### [DATA FOR PROCESSING]
▽
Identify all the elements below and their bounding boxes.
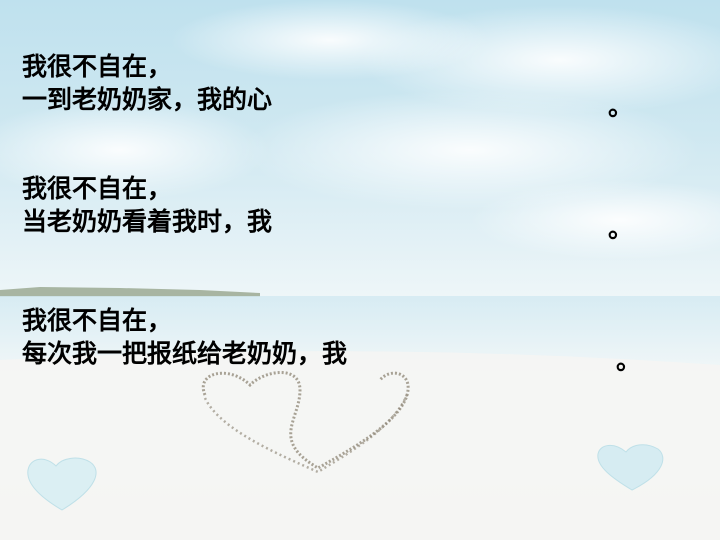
cloud <box>0 100 270 200</box>
heart-icon <box>597 444 664 491</box>
stanza-1-line-2: 一到老奶奶家，我的心 <box>22 85 273 114</box>
stanza-1-period: 。 <box>608 92 634 121</box>
cloud <box>170 0 490 80</box>
stanza-3-line-1: 我很不自在， <box>22 306 173 335</box>
stanza-2: 我很不自在， 当老奶奶看着我时，我 <box>22 172 272 238</box>
sand-heart <box>201 371 410 470</box>
stanza-3-line-2: 每次我一把报纸给老奶奶，我 <box>22 339 348 368</box>
stanza-2-period: 。 <box>608 214 634 243</box>
cloud <box>240 90 700 210</box>
stanza-2-line-2: 当老奶奶看着我时，我 <box>22 207 273 236</box>
distant-shore <box>0 287 260 297</box>
stanza-1-line-1: 我很不自在， <box>22 52 173 81</box>
stanza-2-line-1: 我很不自在， <box>22 174 173 203</box>
stanza-3: 我很不自在， 每次我一把报纸给老奶奶，我 <box>22 304 347 370</box>
heart-icon <box>27 457 97 511</box>
cloud <box>470 180 720 260</box>
stanza-1: 我很不自在， 一到老奶奶家，我的心 <box>22 50 272 116</box>
stanza-3-period: 。 <box>616 346 642 375</box>
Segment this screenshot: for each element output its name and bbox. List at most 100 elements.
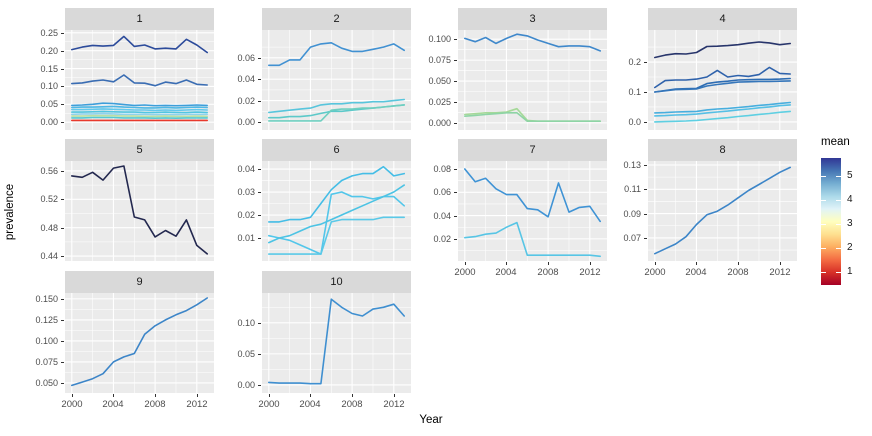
x-tick-mark <box>113 394 114 397</box>
series-line-f4-6 <box>654 110 791 123</box>
facet-strip-4: 4 <box>648 8 797 30</box>
series-line-f9-0 <box>71 297 208 387</box>
series-line-f6-0 <box>268 165 405 223</box>
y-tick-mark <box>644 92 647 93</box>
facet-strip-7: 7 <box>458 139 607 161</box>
y-tick-mark <box>61 199 64 200</box>
y-tick-mark <box>258 169 261 170</box>
series-line-f7-1 <box>464 221 601 258</box>
y-tick-mark <box>61 51 64 52</box>
y-tick-mark <box>644 165 647 166</box>
y-tick-mark <box>258 215 261 216</box>
y-tick-mark <box>61 122 64 123</box>
legend-tick-mark <box>836 176 841 177</box>
y-tick-mark <box>61 320 64 321</box>
facet-panel-2 <box>262 30 411 130</box>
facet-plot-6 <box>262 161 411 261</box>
y-tick-mark <box>61 341 64 342</box>
y-axis-label: 0.13 <box>623 160 641 170</box>
y-tick-mark <box>454 102 457 103</box>
series-line-f6-3 <box>268 216 405 255</box>
y-tick-mark <box>258 101 261 102</box>
y-tick-mark <box>644 122 647 123</box>
y-axis-label: 0.06 <box>433 187 451 197</box>
y-axis-label: 0.050 <box>428 76 451 86</box>
y-tick-mark <box>258 354 261 355</box>
facet-panel-10 <box>262 293 411 393</box>
facet-plot-7 <box>458 161 607 261</box>
facet-panel-6 <box>262 161 411 261</box>
x-tick-mark <box>696 262 697 265</box>
x-axis-label: 2008 <box>341 399 363 410</box>
y-axis-title: prevalence <box>4 183 16 241</box>
y-axis-label: 0.075 <box>428 55 451 65</box>
x-axis-label: 2008 <box>727 267 749 278</box>
x-axis-label: 2008 <box>144 399 166 410</box>
legend-tick-mark <box>821 224 826 225</box>
series-line-f6-1 <box>268 191 405 255</box>
x-tick-mark <box>780 262 781 265</box>
series-line-f4-3 <box>654 80 791 93</box>
y-tick-mark <box>258 192 261 193</box>
series-line-f1-3 <box>71 105 208 109</box>
facet-plot-4 <box>648 30 797 130</box>
y-axis-label: 0.000 <box>428 118 451 128</box>
legend-tick-mark <box>836 200 841 201</box>
y-tick-mark <box>644 189 647 190</box>
y-axis-label: 0.04 <box>237 74 255 84</box>
y-tick-mark <box>454 39 457 40</box>
y-axis-label: 0.05 <box>237 349 255 359</box>
x-axis-label: 2004 <box>299 399 321 410</box>
series-line-f4-0 <box>654 41 791 59</box>
series-line-f4-1 <box>654 66 791 89</box>
y-axis-label: 0.05 <box>40 99 58 109</box>
facet-plot-2 <box>262 30 411 130</box>
y-tick-mark <box>61 362 64 363</box>
legend-tick-mark <box>836 224 841 225</box>
y-axis-label: 0.15 <box>40 64 58 74</box>
y-tick-mark <box>258 238 261 239</box>
y-axis-label: 0.00 <box>237 117 255 127</box>
legend-tick-label: 2 <box>847 242 853 253</box>
x-axis-title: Year <box>419 414 443 426</box>
y-axis-label: 0.08 <box>433 164 451 174</box>
facet-panel-1 <box>65 30 214 130</box>
y-tick-mark <box>258 385 261 386</box>
y-axis-label: 0.04 <box>237 164 255 174</box>
y-tick-mark <box>644 238 647 239</box>
facet-panel-7 <box>458 161 607 261</box>
series-line-f4-5 <box>654 104 791 117</box>
x-tick-mark <box>197 394 198 397</box>
series-line-f1-6 <box>71 112 208 116</box>
x-axis-label: 2000 <box>644 267 666 278</box>
y-tick-mark <box>454 169 457 170</box>
legend-tick-label: 3 <box>847 218 853 229</box>
x-tick-mark <box>269 394 270 397</box>
y-axis-label: 0.11 <box>624 184 641 194</box>
y-axis-label: 0.02 <box>237 210 255 220</box>
series-line-f1-5 <box>71 110 208 114</box>
series-line-f6-2 <box>268 184 405 244</box>
facet-panel-5 <box>65 161 214 261</box>
facet-panel-4 <box>648 30 797 130</box>
series-line-f7-0 <box>464 168 601 223</box>
series-line-f2-3 <box>268 104 405 122</box>
y-axis-label: 0.02 <box>237 96 255 106</box>
legend-tick-mark <box>821 272 826 273</box>
legend-tick-label: 1 <box>847 266 853 277</box>
y-axis-label: 0.07 <box>623 233 641 243</box>
y-axis-label: 0.10 <box>40 81 58 91</box>
facet-panel-9 <box>65 293 214 393</box>
y-tick-mark <box>454 81 457 82</box>
y-tick-mark <box>454 239 457 240</box>
y-axis-label: 0.00 <box>237 380 255 390</box>
y-axis-label: 0.01 <box>237 233 255 243</box>
y-tick-mark <box>454 192 457 193</box>
y-axis-label: 0.2 <box>628 57 641 67</box>
y-axis-label: 0.03 <box>237 187 255 197</box>
x-axis-label: 2008 <box>537 267 559 278</box>
facet-strip-1: 1 <box>65 8 214 30</box>
series-line-f1-1 <box>71 74 208 87</box>
legend-tick-mark <box>821 248 826 249</box>
y-axis-label: 0.0 <box>628 117 641 127</box>
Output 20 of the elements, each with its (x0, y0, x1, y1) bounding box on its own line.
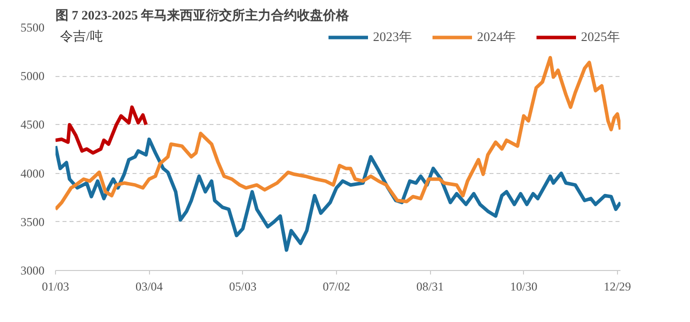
x-tick-label: 05/03 (229, 280, 256, 294)
y-tick-label: 4500 (20, 118, 44, 132)
x-tick-label: 07/02 (322, 280, 350, 294)
legend-label: 2023年 (373, 28, 412, 46)
x-tick-label: 01/03 (42, 280, 70, 294)
x-tick-label: 10/30 (510, 280, 538, 294)
chart-title: 图 7 2023-2025 年马来西亚衍交所主力合约收盘价格 (56, 8, 350, 22)
x-tick-label: 12/29 (604, 280, 632, 294)
x-tick-label: 08/31 (416, 280, 444, 294)
legend-label: 2024年 (477, 28, 516, 46)
x-tick-label: 03/04 (135, 280, 163, 294)
y-tick-label: 3000 (20, 264, 44, 278)
legend-label: 2025年 (581, 28, 620, 46)
y-tick-label: 5000 (20, 69, 44, 84)
line-series (56, 56, 620, 212)
y-tick-label: 4000 (20, 166, 44, 180)
y-tick-label: 3500 (20, 214, 44, 229)
y-axis-title: 令吉/吨 (60, 28, 103, 44)
y-tick-label: 5500 (20, 20, 44, 34)
line-series (56, 138, 620, 252)
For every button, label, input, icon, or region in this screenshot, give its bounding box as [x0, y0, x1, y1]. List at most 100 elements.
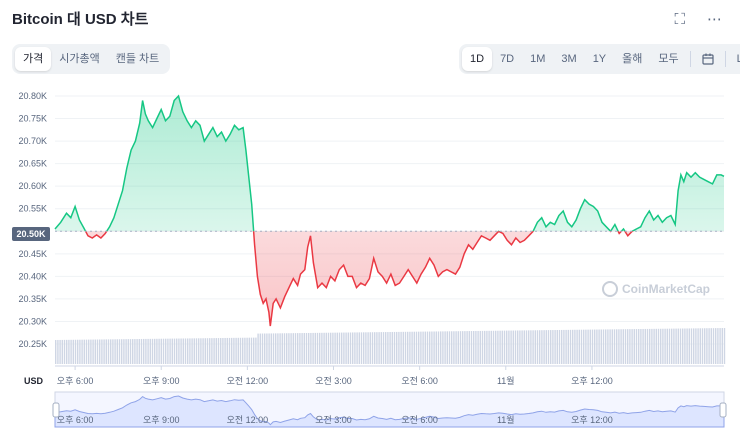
volume-bar: [321, 332, 323, 364]
volume-bar: [578, 329, 580, 364]
volume-bar: [598, 329, 600, 364]
volume-bar: [129, 339, 132, 364]
volume-bar: [424, 331, 426, 364]
volume-bar: [325, 332, 327, 364]
navigator-tick-label: 오전 12:00: [227, 415, 269, 425]
volume-bar: [88, 339, 90, 364]
volume-bar: [378, 332, 380, 364]
tab-candle-chart[interactable]: 캔들 차트: [115, 53, 160, 65]
volume-bar: [635, 329, 638, 364]
navigator-handle[interactable]: [52, 402, 60, 418]
range-1m[interactable]: 1M: [530, 53, 546, 65]
volume-bar: [684, 328, 686, 364]
x-tick-label: 오후 6:00: [57, 376, 94, 386]
volume-bar: [226, 337, 228, 364]
volume-bar: [160, 338, 162, 364]
volume-bar: [145, 338, 147, 364]
volume-bar: [545, 330, 547, 364]
volume-bar: [215, 338, 217, 364]
page-title: Bitcoin 대 USD 차트: [12, 11, 149, 28]
volume-bar: [116, 339, 118, 364]
volume-bar: [303, 333, 305, 364]
volume-bar: [103, 339, 105, 364]
volume-bar: [479, 330, 481, 364]
volume-bar: [618, 329, 620, 364]
x-tick-label: 오후 9:00: [143, 376, 180, 386]
volume-bar: [94, 339, 96, 364]
volume-bar: [607, 329, 609, 364]
x-tick-label: 오전 6:00: [401, 376, 438, 386]
range-all[interactable]: 모두: [658, 53, 679, 65]
navigator-handle[interactable]: [719, 402, 727, 418]
more-icon[interactable]: ⋯: [707, 11, 722, 28]
volume-bar: [217, 338, 220, 364]
volume-bar: [266, 333, 268, 364]
volume-bar: [176, 338, 178, 364]
price-line-down: [84, 231, 634, 327]
volume-bar: [517, 330, 519, 364]
range-1y[interactable]: 1Y: [592, 53, 607, 65]
volume-bar: [642, 328, 644, 364]
volume-bar: [468, 331, 470, 364]
tab-price[interactable]: 가격: [15, 47, 52, 71]
tab-market-cap[interactable]: 시가총액: [59, 53, 100, 65]
volume-bar: [182, 338, 184, 364]
volume-bar: [224, 337, 226, 364]
volume-bar: [677, 328, 679, 364]
range-1d[interactable]: 1D: [462, 47, 493, 71]
volume-bar: [184, 338, 187, 364]
volume-bar: [521, 330, 523, 364]
volume-bar: [415, 331, 418, 364]
navigator-tick-label: 오전 6:00: [401, 415, 438, 425]
range-7d[interactable]: 7D: [500, 53, 515, 65]
price-area-down: [55, 231, 724, 326]
volume-bar: [609, 329, 611, 364]
volume-bar: [580, 329, 583, 364]
volume-bar: [193, 338, 195, 364]
volume-bar: [429, 331, 431, 364]
volume-bar: [189, 338, 191, 364]
volume-bar: [101, 339, 103, 364]
volume-bar: [211, 338, 213, 364]
volume-bar: [587, 329, 589, 364]
volume-bar: [462, 331, 464, 364]
navigator-tick-label: 오후 12:00: [571, 415, 613, 425]
volume-bar: [195, 338, 198, 364]
volume-bar: [171, 338, 173, 364]
volume-bar: [690, 328, 693, 364]
volume-bar: [477, 330, 479, 364]
volume-bar: [620, 329, 622, 364]
volume-bar: [629, 329, 631, 364]
volume-bar: [66, 339, 68, 364]
volume-bar: [616, 329, 618, 364]
volume-bar: [125, 339, 127, 364]
volume-bar: [666, 328, 668, 364]
volume-bar: [398, 331, 400, 364]
volume-bar: [314, 332, 316, 364]
volume-bar: [371, 332, 374, 364]
volume-bar: [140, 338, 143, 364]
volume-bar: [391, 331, 393, 364]
volume-bar: [688, 328, 690, 364]
expand-icon[interactable]: ⛶: [674, 11, 685, 28]
volume-bar: [569, 329, 572, 364]
volume-bar: [59, 339, 61, 364]
price-line-up: [54, 94, 725, 232]
volume-bar: [114, 339, 116, 364]
volume-bar: [556, 330, 558, 364]
divider: [689, 51, 691, 67]
range-ytd[interactable]: 올해: [622, 53, 643, 65]
volume-bar: [563, 329, 565, 364]
volume-bar: [541, 330, 543, 364]
volume-bar: [411, 331, 413, 364]
volume-bar: [655, 328, 657, 364]
volume-bar: [143, 338, 145, 364]
range-3m[interactable]: 3M: [561, 53, 577, 65]
volume-bar: [574, 329, 576, 364]
volume-bar: [156, 338, 158, 364]
log-scale-toggle[interactable]: LOG: [736, 53, 740, 65]
calendar-icon[interactable]: [694, 47, 722, 71]
volume-bar: [440, 331, 442, 364]
volume-bar: [138, 339, 140, 364]
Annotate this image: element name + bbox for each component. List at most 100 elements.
△
### [TASK PROMPT]
Please output the data lines without any change, starting at the line containing "cloud <box>0 100 270 200</box>" and ending at the line containing "cloud <box>240 90 700 210</box>", with both of those lines included.

### [THE OUTPUT]
cloud <box>0 100 270 200</box>
heart-icon <box>597 444 664 491</box>
stanza-1-line-2: 一到老奶奶家，我的心 <box>22 85 273 114</box>
stanza-1-period: 。 <box>608 92 634 121</box>
cloud <box>170 0 490 80</box>
stanza-3-line-1: 我很不自在， <box>22 306 173 335</box>
stanza-2: 我很不自在， 当老奶奶看着我时，我 <box>22 172 272 238</box>
sand-heart <box>201 371 410 470</box>
stanza-3-line-2: 每次我一把报纸给老奶奶，我 <box>22 339 348 368</box>
stanza-2-period: 。 <box>608 214 634 243</box>
cloud <box>240 90 700 210</box>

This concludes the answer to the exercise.